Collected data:
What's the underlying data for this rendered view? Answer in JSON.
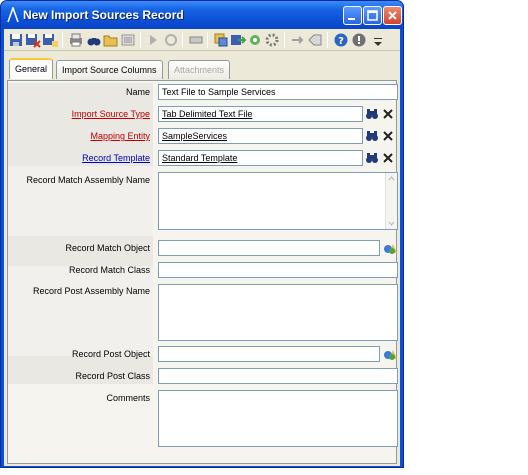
{
  "window": {
    "title": "New Import Sources Record"
  },
  "tabs": [
    {
      "label": "General",
      "state": "active"
    },
    {
      "label": "Import Source Columns",
      "state": "normal"
    },
    {
      "label": "Attachments",
      "state": "disabled"
    }
  ],
  "form": {
    "name": {
      "label": "Name",
      "value": "Text File to Sample Services"
    },
    "import_source_type": {
      "label": "Import Source Type",
      "value": "Tab Delimited Text File"
    },
    "mapping_entity": {
      "label": "Mapping Entity",
      "value": "SampleServices"
    },
    "record_template": {
      "label": "Record Template",
      "value": "Standard Template"
    },
    "record_match_assembly_name": {
      "label": "Record Match Assembly Name",
      "value": ""
    },
    "record_match_object": {
      "label": "Record Match Object",
      "value": ""
    },
    "record_match_class": {
      "label": "Record Match Class",
      "value": ""
    },
    "record_post_assembly_name": {
      "label": "Record Post Assembly Name",
      "value": ""
    },
    "record_post_object": {
      "label": "Record Post Object",
      "value": ""
    },
    "record_post_class": {
      "label": "Record Post Class",
      "value": ""
    },
    "comments": {
      "label": "Comments",
      "value": ""
    }
  },
  "colors": {
    "required_label": "#c00000",
    "link_label": "#0000c0",
    "titlebar": "#0a4fd8"
  }
}
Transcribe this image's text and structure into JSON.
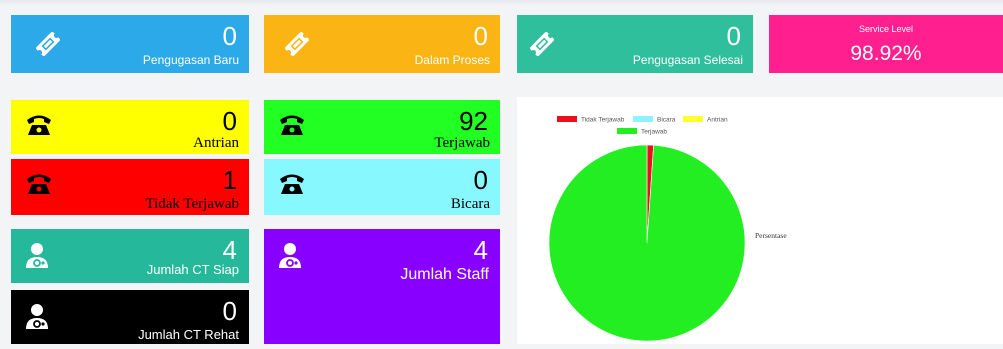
{
  "summary": {
    "baru": {
      "value": "0",
      "label": "Pengugasan Baru",
      "color": "#2ba9e8"
    },
    "proses": {
      "value": "0",
      "label": "Dalam Proses",
      "color": "#fab514"
    },
    "selesai": {
      "value": "0",
      "label": "Pengugasan Selesai",
      "color": "#2fbf9c"
    },
    "service": {
      "title": "Service Level",
      "value": "98.92%",
      "color": "#ff1f8f"
    }
  },
  "calls": {
    "antrian": {
      "value": "0",
      "label": "Antrian",
      "color": "#ffff00"
    },
    "terjawab": {
      "value": "92",
      "label": "Terjawab",
      "color": "#22ff22"
    },
    "tidak_terjawab": {
      "value": "1",
      "label": "Tidak Terjawab",
      "color": "#ff0000"
    },
    "bicara": {
      "value": "0",
      "label": "Bicara",
      "color": "#88f8ff"
    }
  },
  "staff": {
    "ct_siap": {
      "value": "4",
      "label": "Jumlah CT Siap",
      "color": "#25b89a"
    },
    "staff": {
      "value": "4",
      "label": "Jumlah Staff",
      "color": "#8800ff"
    },
    "ct_rehat": {
      "value": "0",
      "label": "Jumlah CT Rehat",
      "color": "#000000"
    }
  },
  "icons": {
    "ticket": "ticket-icon",
    "phone": "phone-icon",
    "agent": "agent-icon"
  },
  "chart_data": {
    "type": "pie",
    "title": "",
    "side_label": "Persentase",
    "legend_position": "top",
    "series": [
      {
        "name": "Tidak Terjawab",
        "value": 1,
        "color": "#e8101a"
      },
      {
        "name": "Bicara",
        "value": 0,
        "color": "#8ef3ff"
      },
      {
        "name": "Antrian",
        "value": 0,
        "color": "#ffff30"
      },
      {
        "name": "Terjawab",
        "value": 92,
        "color": "#22ee22"
      }
    ]
  }
}
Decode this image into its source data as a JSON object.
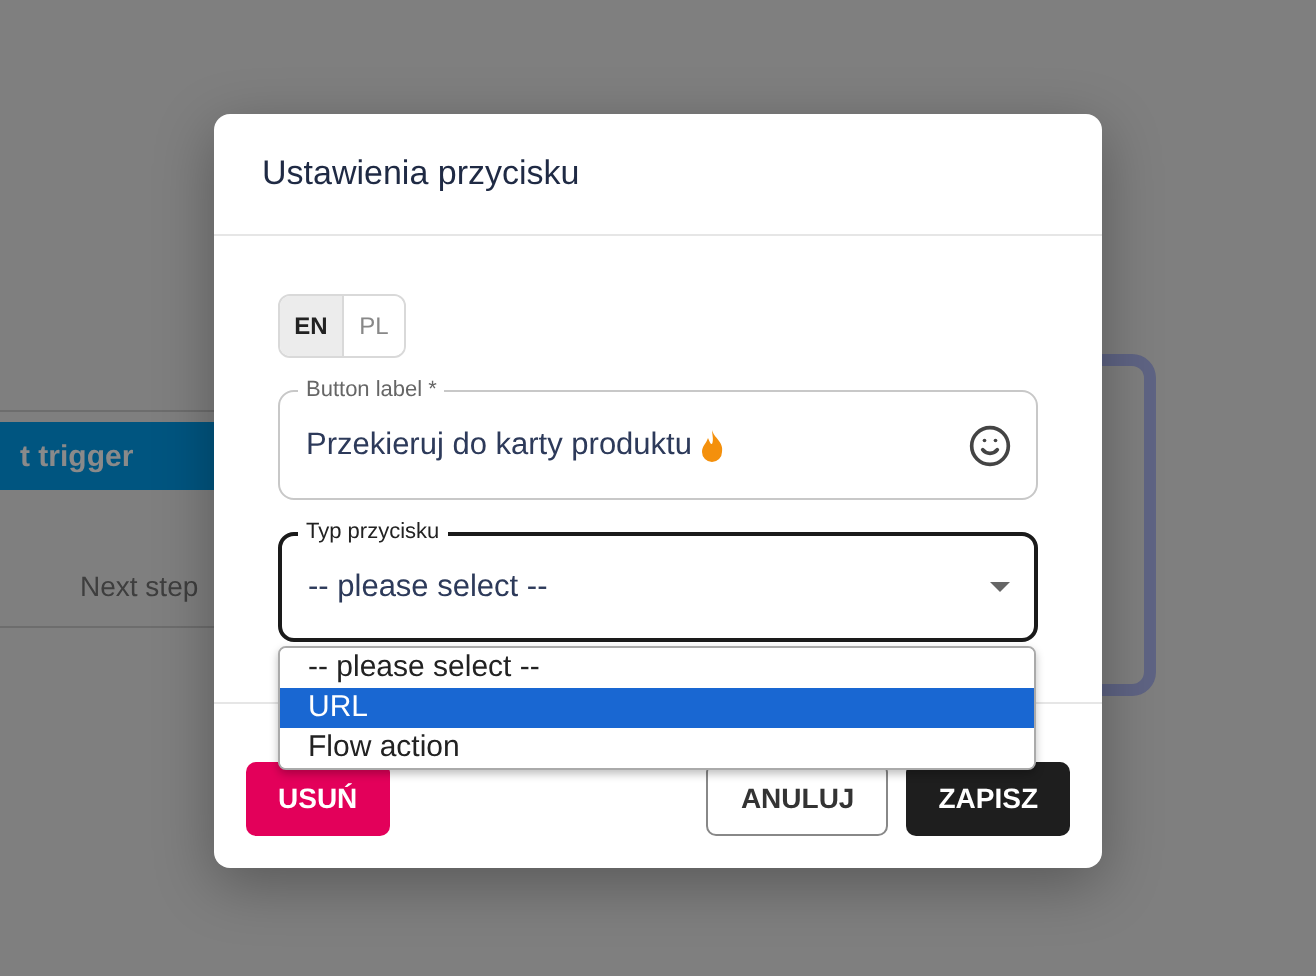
{
  "background": {
    "trigger_button": {
      "label": "t trigger"
    },
    "next_step": {
      "label": "Next step"
    }
  },
  "dialog": {
    "title": "Ustawienia przycisku",
    "languages": [
      {
        "label": "EN",
        "selected": true
      },
      {
        "label": "PL",
        "selected": false
      }
    ],
    "label_field": {
      "label": "Button label *",
      "value": "Przekieruj do karty produktu"
    },
    "type_field": {
      "label": "Typ przycisku",
      "value": "-- please select --",
      "expanded": true,
      "options": [
        {
          "label": "-- please select --",
          "highlighted": false
        },
        {
          "label": "URL",
          "highlighted": true
        },
        {
          "label": "Flow action",
          "highlighted": false
        }
      ]
    },
    "buttons": [
      {
        "label": "USUŃ",
        "kind": "danger"
      },
      {
        "label": "ANULUJ",
        "kind": "outline"
      },
      {
        "label": "ZAPISZ",
        "kind": "primary"
      }
    ]
  }
}
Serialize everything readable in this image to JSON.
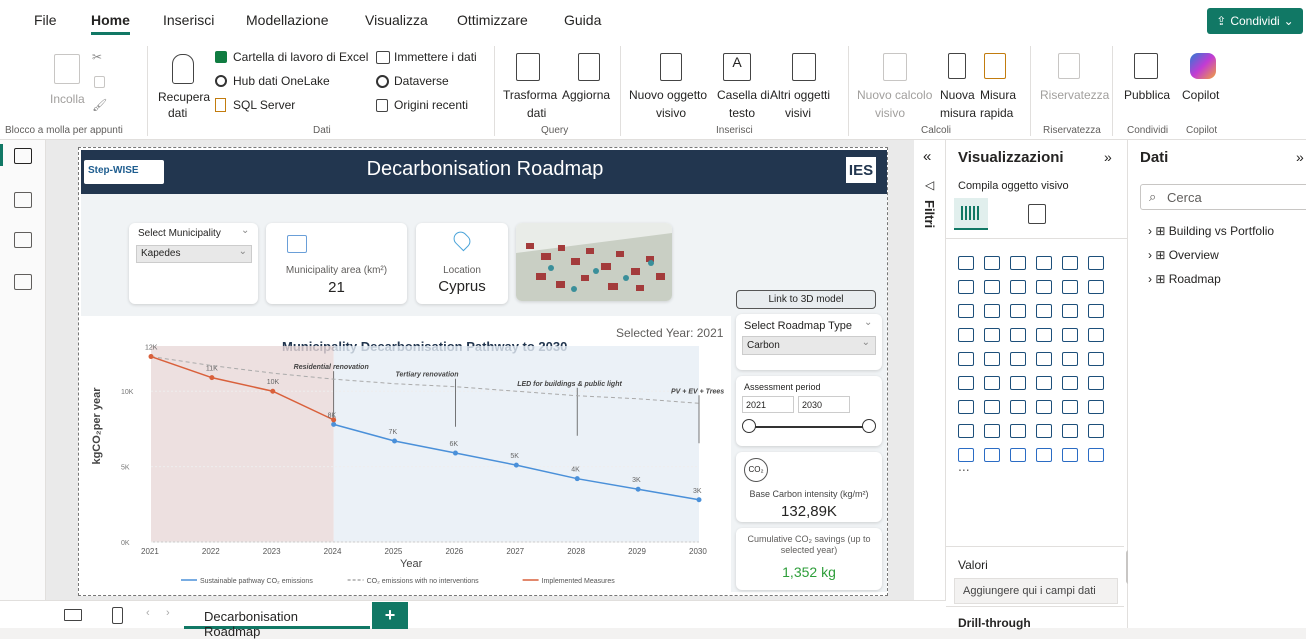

Stated task: For this exercise, gather every line of the data that contains the word "przycisku".

Finished task:
    "title": "Ustawienia przycisku",
      "label": "Typ przycisku",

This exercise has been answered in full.